**요청:** 데이터의 첫 줄부터 "program-softkey[interactable]: Program bbox=[88, 422, 174, 454]"가 들어 있는 줄까지를 그대로 다시 적으세요. 첫 줄과 끝 줄도 포함합니다.

──────── 추출된 항목 ────────

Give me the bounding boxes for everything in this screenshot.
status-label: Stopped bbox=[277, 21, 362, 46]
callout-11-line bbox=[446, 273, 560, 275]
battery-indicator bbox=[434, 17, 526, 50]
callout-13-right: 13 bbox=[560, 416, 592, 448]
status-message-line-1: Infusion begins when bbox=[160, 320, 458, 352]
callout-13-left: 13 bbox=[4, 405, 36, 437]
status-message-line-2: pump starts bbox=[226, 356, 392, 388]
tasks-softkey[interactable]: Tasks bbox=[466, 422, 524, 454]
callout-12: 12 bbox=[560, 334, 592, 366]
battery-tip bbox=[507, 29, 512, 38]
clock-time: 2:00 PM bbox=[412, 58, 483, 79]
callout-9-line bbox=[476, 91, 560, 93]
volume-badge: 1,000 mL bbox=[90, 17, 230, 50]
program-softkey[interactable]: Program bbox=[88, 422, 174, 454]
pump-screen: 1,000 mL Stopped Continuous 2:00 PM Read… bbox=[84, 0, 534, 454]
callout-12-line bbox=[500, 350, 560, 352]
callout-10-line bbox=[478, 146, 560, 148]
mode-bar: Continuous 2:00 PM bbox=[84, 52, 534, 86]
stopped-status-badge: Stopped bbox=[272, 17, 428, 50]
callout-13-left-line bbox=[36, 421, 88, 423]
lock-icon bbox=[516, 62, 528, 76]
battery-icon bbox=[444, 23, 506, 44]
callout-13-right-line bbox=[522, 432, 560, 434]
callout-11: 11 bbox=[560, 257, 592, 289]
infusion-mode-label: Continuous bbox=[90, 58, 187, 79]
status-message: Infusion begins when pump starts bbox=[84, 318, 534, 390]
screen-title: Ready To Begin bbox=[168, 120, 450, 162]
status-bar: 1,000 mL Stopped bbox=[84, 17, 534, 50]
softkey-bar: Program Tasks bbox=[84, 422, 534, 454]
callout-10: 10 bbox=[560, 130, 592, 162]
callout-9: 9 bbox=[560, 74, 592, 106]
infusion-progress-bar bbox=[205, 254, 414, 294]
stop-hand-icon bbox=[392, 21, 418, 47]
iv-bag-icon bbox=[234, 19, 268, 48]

────────

**연습 결과:**
Give me the bounding boxes for everything in this screenshot.
status-label: Stopped bbox=[277, 21, 362, 46]
callout-11-line bbox=[446, 273, 560, 275]
battery-indicator bbox=[434, 17, 526, 50]
callout-13-right: 13 bbox=[560, 416, 592, 448]
status-message-line-1: Infusion begins when bbox=[160, 320, 458, 352]
callout-13-left: 13 bbox=[4, 405, 36, 437]
status-message-line-2: pump starts bbox=[226, 356, 392, 388]
tasks-softkey[interactable]: Tasks bbox=[466, 422, 524, 454]
callout-12: 12 bbox=[560, 334, 592, 366]
battery-tip bbox=[507, 29, 512, 38]
clock-time: 2:00 PM bbox=[412, 58, 483, 79]
callout-9-line bbox=[476, 91, 560, 93]
volume-badge: 1,000 mL bbox=[90, 17, 230, 50]
program-softkey[interactable]: Program bbox=[88, 422, 174, 454]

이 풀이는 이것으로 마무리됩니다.